**EXERCISE**
Repeat every record exactly, but keep images out of the copy.

(Figure contents as structured data)
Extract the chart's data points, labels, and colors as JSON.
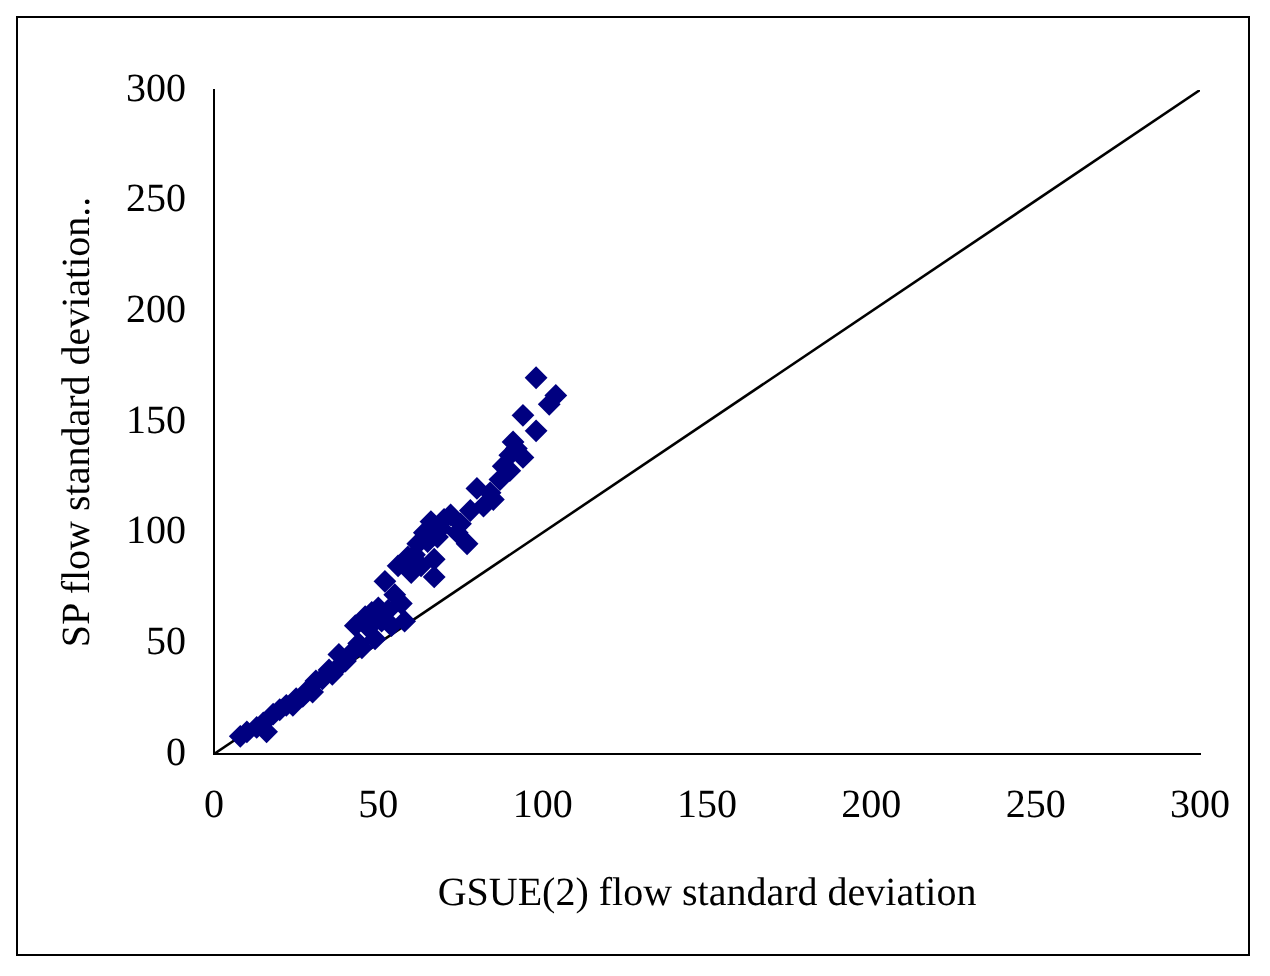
{
  "chart_data": {
    "type": "scatter",
    "xlabel": "GSUE(2) flow standard deviation",
    "ylabel": "SP flow standard deviation..",
    "xlim": [
      0,
      300
    ],
    "ylim": [
      0,
      300
    ],
    "xticks": [
      0,
      50,
      100,
      150,
      200,
      250,
      300
    ],
    "yticks": [
      0,
      50,
      100,
      150,
      200,
      250,
      300
    ],
    "grid": false,
    "legend": false,
    "series": [
      {
        "marker": "diamond",
        "color": "#000080",
        "x": [
          8,
          10,
          13,
          15,
          16,
          18,
          20,
          22,
          24,
          25,
          27,
          28,
          30,
          31,
          33,
          35,
          36,
          38,
          39,
          40,
          42,
          43,
          44,
          45,
          46,
          47,
          48,
          49,
          50,
          51,
          52,
          53,
          54,
          55,
          56,
          57,
          58,
          59,
          60,
          61,
          62,
          63,
          64,
          65,
          66,
          67,
          67,
          68,
          69,
          70,
          72,
          74,
          75,
          77,
          78,
          80,
          82,
          84,
          85,
          87,
          88,
          90,
          90,
          91,
          92,
          94,
          94,
          98,
          98,
          102,
          104
        ],
        "values": [
          8,
          10,
          12,
          14,
          10,
          18,
          20,
          22,
          22,
          25,
          26,
          28,
          28,
          33,
          34,
          38,
          36,
          45,
          41,
          42,
          46,
          58,
          50,
          48,
          62,
          57,
          64,
          52,
          66,
          60,
          78,
          65,
          58,
          72,
          85,
          68,
          60,
          89,
          82,
          90,
          95,
          85,
          100,
          96,
          105,
          80,
          88,
          98,
          102,
          106,
          108,
          100,
          104,
          95,
          110,
          120,
          112,
          118,
          115,
          124,
          130,
          128,
          135,
          141,
          138,
          134,
          153,
          170,
          146,
          158,
          162
        ]
      },
      {
        "type": "line",
        "marker": "none",
        "color": "#000000",
        "x": [
          0,
          300
        ],
        "values": [
          0,
          300
        ]
      }
    ]
  }
}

**RESPONSE TO THE EXERCISE**
Extract the chart's data points, labels, and colors as JSON.
{
  "chart_data": {
    "type": "scatter",
    "xlabel": "GSUE(2) flow standard deviation",
    "ylabel": "SP flow standard deviation..",
    "xlim": [
      0,
      300
    ],
    "ylim": [
      0,
      300
    ],
    "xticks": [
      0,
      50,
      100,
      150,
      200,
      250,
      300
    ],
    "yticks": [
      0,
      50,
      100,
      150,
      200,
      250,
      300
    ],
    "grid": false,
    "legend": false,
    "series": [
      {
        "marker": "diamond",
        "color": "#000080",
        "x": [
          8,
          10,
          13,
          15,
          16,
          18,
          20,
          22,
          24,
          25,
          27,
          28,
          30,
          31,
          33,
          35,
          36,
          38,
          39,
          40,
          42,
          43,
          44,
          45,
          46,
          47,
          48,
          49,
          50,
          51,
          52,
          53,
          54,
          55,
          56,
          57,
          58,
          59,
          60,
          61,
          62,
          63,
          64,
          65,
          66,
          67,
          67,
          68,
          69,
          70,
          72,
          74,
          75,
          77,
          78,
          80,
          82,
          84,
          85,
          87,
          88,
          90,
          90,
          91,
          92,
          94,
          94,
          98,
          98,
          102,
          104
        ],
        "values": [
          8,
          10,
          12,
          14,
          10,
          18,
          20,
          22,
          22,
          25,
          26,
          28,
          28,
          33,
          34,
          38,
          36,
          45,
          41,
          42,
          46,
          58,
          50,
          48,
          62,
          57,
          64,
          52,
          66,
          60,
          78,
          65,
          58,
          72,
          85,
          68,
          60,
          89,
          82,
          90,
          95,
          85,
          100,
          96,
          105,
          80,
          88,
          98,
          102,
          106,
          108,
          100,
          104,
          95,
          110,
          120,
          112,
          118,
          115,
          124,
          130,
          128,
          135,
          141,
          138,
          134,
          153,
          170,
          146,
          158,
          162
        ]
      },
      {
        "type": "line",
        "marker": "none",
        "color": "#000000",
        "x": [
          0,
          300
        ],
        "values": [
          0,
          300
        ]
      }
    ]
  }
}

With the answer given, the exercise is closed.